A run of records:
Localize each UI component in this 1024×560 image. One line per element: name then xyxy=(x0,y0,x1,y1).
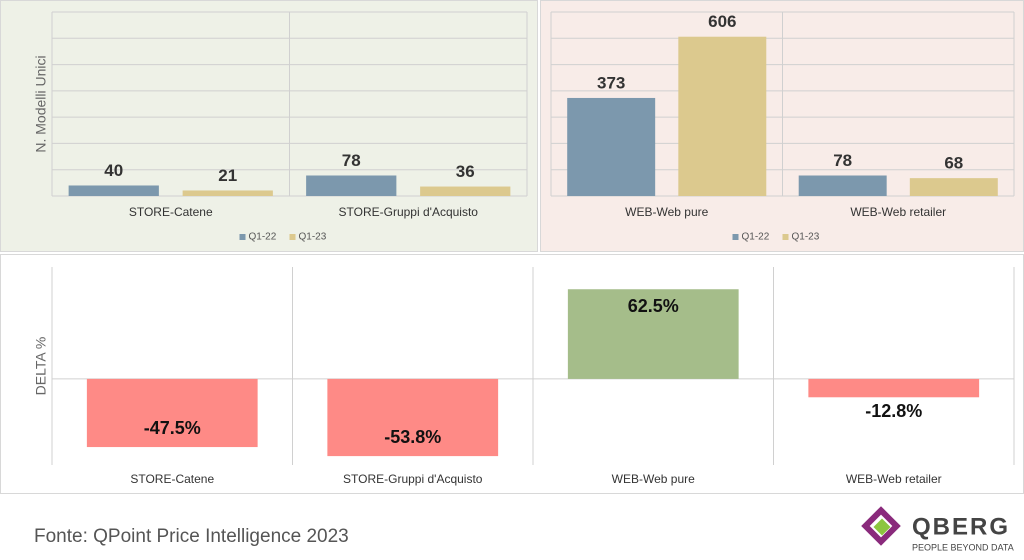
y-axis-label: N. Modelli Unici xyxy=(33,55,49,152)
source: Fonte: QPoint Price Intelligence 2023 xyxy=(34,526,349,547)
bar xyxy=(567,289,739,379)
value-label: 62.5% xyxy=(628,296,679,316)
bar xyxy=(86,378,258,448)
logo: QBERG PEOPLE BEYOND DATA xyxy=(861,506,1014,552)
panel: DELTA % STORE-Catene -47.5% STORE-Gruppi d'… xyxy=(0,254,1024,494)
legend-swatch xyxy=(782,234,789,240)
logo-tagline: PEOPLE BEYOND DATA xyxy=(912,542,1014,552)
logo-mark xyxy=(873,518,891,536)
bar xyxy=(798,175,887,196)
panel: WEB-Web pure 373 606 WEB-Web retailer 78 68 Q1… xyxy=(540,0,1024,252)
value-label: 36 xyxy=(456,162,475,181)
value-label: -53.8% xyxy=(384,427,441,447)
bar xyxy=(327,378,499,457)
x-tick-label: WEB-Web retailer xyxy=(846,472,942,486)
x-tick-label: STORE-Catene xyxy=(129,205,213,219)
legend-label: Q1-23 xyxy=(299,232,327,243)
bar xyxy=(306,175,397,196)
x-tick-label: WEB-Web retailer xyxy=(850,205,946,219)
value-label: -12.8% xyxy=(865,401,922,421)
legend-label: Q1-22 xyxy=(249,232,277,243)
legend-swatch xyxy=(732,234,739,240)
value-label: 68 xyxy=(944,154,963,173)
x-tick-label: WEB-Web pure xyxy=(612,472,695,486)
y-axis-label: DELTA % xyxy=(33,337,49,396)
x-tick-label: STORE-Catene xyxy=(130,472,214,486)
bar xyxy=(567,97,656,196)
panel-background xyxy=(0,254,1024,494)
panels: N. Modelli Unici STORE-Catene 40 21 STORE-Gr… xyxy=(0,0,1024,494)
value-label: -47.5% xyxy=(144,418,201,438)
bar xyxy=(420,186,511,196)
value-label: 78 xyxy=(342,151,361,170)
x-tick-label: WEB-Web pure xyxy=(625,205,708,219)
bar xyxy=(68,185,159,196)
x-tick-label: STORE-Gruppi d'Acquisto xyxy=(339,205,479,219)
legend-label: Q1-23 xyxy=(792,232,820,243)
panel-background xyxy=(0,0,538,252)
legend-swatch xyxy=(239,234,246,240)
value-label: 40 xyxy=(104,161,123,180)
value-label: 373 xyxy=(597,73,625,92)
value-label: 78 xyxy=(833,151,852,170)
value-label: 21 xyxy=(218,166,237,185)
logo-mark xyxy=(861,506,901,546)
value-label: 606 xyxy=(708,12,736,31)
legend-label: Q1-22 xyxy=(742,232,770,243)
panel: N. Modelli Unici STORE-Catene 40 21 STORE-Gr… xyxy=(0,0,538,252)
x-tick-label: STORE-Gruppi d'Acquisto xyxy=(343,472,483,486)
legend-swatch xyxy=(289,234,296,240)
bar xyxy=(909,178,998,196)
bar xyxy=(182,190,273,196)
bar xyxy=(808,378,980,398)
bar xyxy=(678,36,767,196)
logo-name: QBERG xyxy=(912,513,1010,540)
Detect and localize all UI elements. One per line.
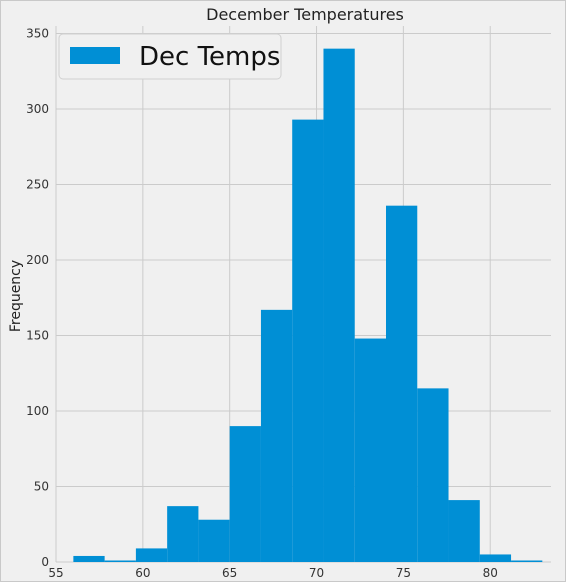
y-tick-label: 150 — [26, 329, 49, 343]
x-tick-label: 80 — [483, 566, 498, 580]
legend-label: Dec Temps — [139, 42, 280, 72]
y-axis-label: Frequency — [8, 260, 24, 332]
histogram-bar — [73, 555, 105, 562]
histogram-bar — [167, 506, 199, 562]
y-tick-label: 350 — [26, 27, 49, 41]
y-tick-label: 250 — [26, 178, 49, 192]
y-tick-label: 300 — [26, 102, 49, 116]
histogram-bar — [198, 519, 230, 562]
histogram-bar — [511, 560, 543, 562]
histogram-bar — [135, 548, 168, 562]
histogram-bar — [354, 338, 386, 562]
histogram-bar — [417, 388, 449, 562]
histogram-bar — [104, 560, 136, 562]
x-tick-label: 65 — [222, 566, 237, 580]
histogram-bar — [292, 119, 324, 562]
y-tick-label: 50 — [34, 480, 49, 494]
legend: Dec Temps — [58, 33, 282, 80]
histogram-bar — [323, 48, 355, 562]
x-tick-label: 60 — [135, 566, 150, 580]
histogram-bar — [260, 309, 293, 562]
legend-swatch — [70, 47, 120, 64]
x-tick-label: 70 — [309, 566, 324, 580]
chart-title: December Temperatures — [206, 5, 404, 24]
histogram-bars — [73, 48, 543, 563]
y-axis-ticks: 0 50 100 150 200 250 300 350 — [26, 27, 49, 569]
histogram-bar — [448, 500, 480, 562]
y-tick-label: 200 — [26, 253, 49, 267]
histogram-bar — [386, 205, 418, 563]
x-axis-ticks: 55 60 65 70 75 80 — [48, 566, 497, 580]
y-tick-label: 0 — [41, 555, 49, 569]
x-tick-label: 55 — [48, 566, 63, 580]
y-tick-label: 100 — [26, 404, 49, 418]
x-tick-label: 75 — [396, 566, 411, 580]
histogram-bar — [479, 554, 512, 562]
histogram-bar — [229, 426, 261, 562]
legend-box — [58, 33, 282, 80]
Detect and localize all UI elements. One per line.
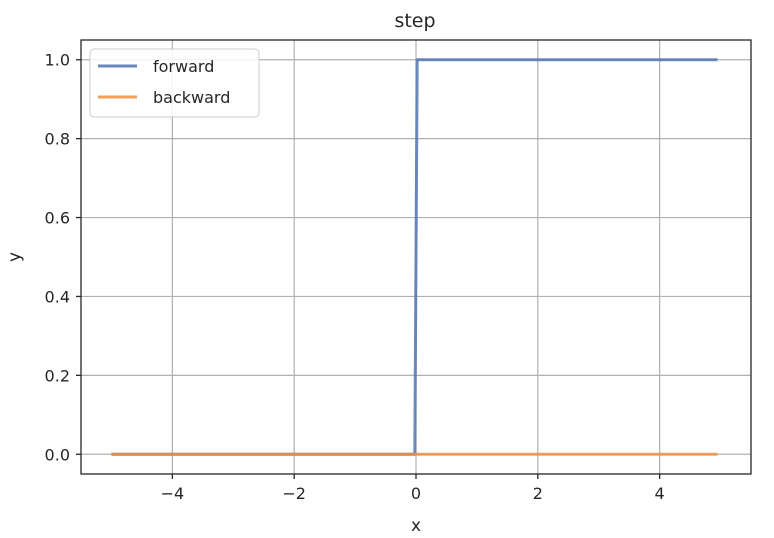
y-axis-label: y bbox=[5, 252, 25, 262]
y-tick-label: 0.4 bbox=[45, 287, 70, 306]
x-tick-label: 4 bbox=[655, 484, 665, 503]
x-tick-label: 0 bbox=[411, 484, 421, 503]
axis-ticks: −4 −2 0 2 4 0.0 0.2 0.4 0.6 0.8 1.0 bbox=[45, 51, 665, 503]
y-tick-label: 1.0 bbox=[45, 51, 70, 70]
y-tick-label: 0.8 bbox=[45, 130, 70, 149]
legend: forward backward bbox=[89, 48, 260, 118]
x-tick-label: −2 bbox=[282, 484, 306, 503]
x-tick-label: −4 bbox=[161, 484, 185, 503]
legend-label-forward: forward bbox=[153, 57, 214, 76]
y-tick-label: 0.0 bbox=[45, 445, 70, 464]
x-axis-label: x bbox=[411, 516, 421, 536]
chart-title: step bbox=[394, 10, 435, 32]
x-tick-label: 2 bbox=[533, 484, 543, 503]
series-line-forward bbox=[111, 58, 718, 456]
y-tick-label: 0.6 bbox=[45, 209, 70, 228]
legend-label-backward: backward bbox=[153, 88, 230, 107]
y-tick-label: 0.2 bbox=[45, 366, 70, 385]
series-lines bbox=[111, 58, 718, 456]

* WHAT TO PRODUCE
Rewrite everything in the records from the line containing "y-axis-label: y bbox=[5, 252, 25, 262]" down to the line containing "legend-label-backward: backward bbox=[153, 88, 230, 107]" as a Markdown table with the columns Row and Line. Leave out any blank lines.

* RESULT BELOW
| Row | Line |
|---|---|
| 1 | y-axis-label: y bbox=[5, 252, 25, 262] |
| 2 | y-tick-label: 0.4 bbox=[45, 287, 70, 306] |
| 3 | x-tick-label: 4 bbox=[655, 484, 665, 503] |
| 4 | x-tick-label: 0 bbox=[411, 484, 421, 503] |
| 5 | axis-ticks: −4 −2 0 2 4 0.0 0.2 0.4 0.6 0.8 1.0 bbox=[45, 51, 665, 503] |
| 6 | y-tick-label: 1.0 bbox=[45, 51, 70, 70] |
| 7 | y-tick-label: 0.8 bbox=[45, 130, 70, 149] |
| 8 | legend: forward backward bbox=[89, 48, 260, 118] |
| 9 | x-tick-label: −2 bbox=[282, 484, 306, 503] |
| 10 | x-tick-label: −4 bbox=[161, 484, 185, 503] |
| 11 | legend-label-forward: forward bbox=[153, 57, 214, 76] |
| 12 | y-tick-label: 0.0 bbox=[45, 445, 70, 464] |
| 13 | x-axis-label: x bbox=[411, 516, 421, 536] |
| 14 | chart-title: step bbox=[394, 10, 435, 32] |
| 15 | x-tick-label: 2 bbox=[533, 484, 543, 503] |
| 16 | series-line-forward bbox=[111, 58, 718, 456] |
| 17 | y-tick-label: 0.6 bbox=[45, 209, 70, 228] |
| 18 | legend-label-backward: backward bbox=[153, 88, 230, 107] |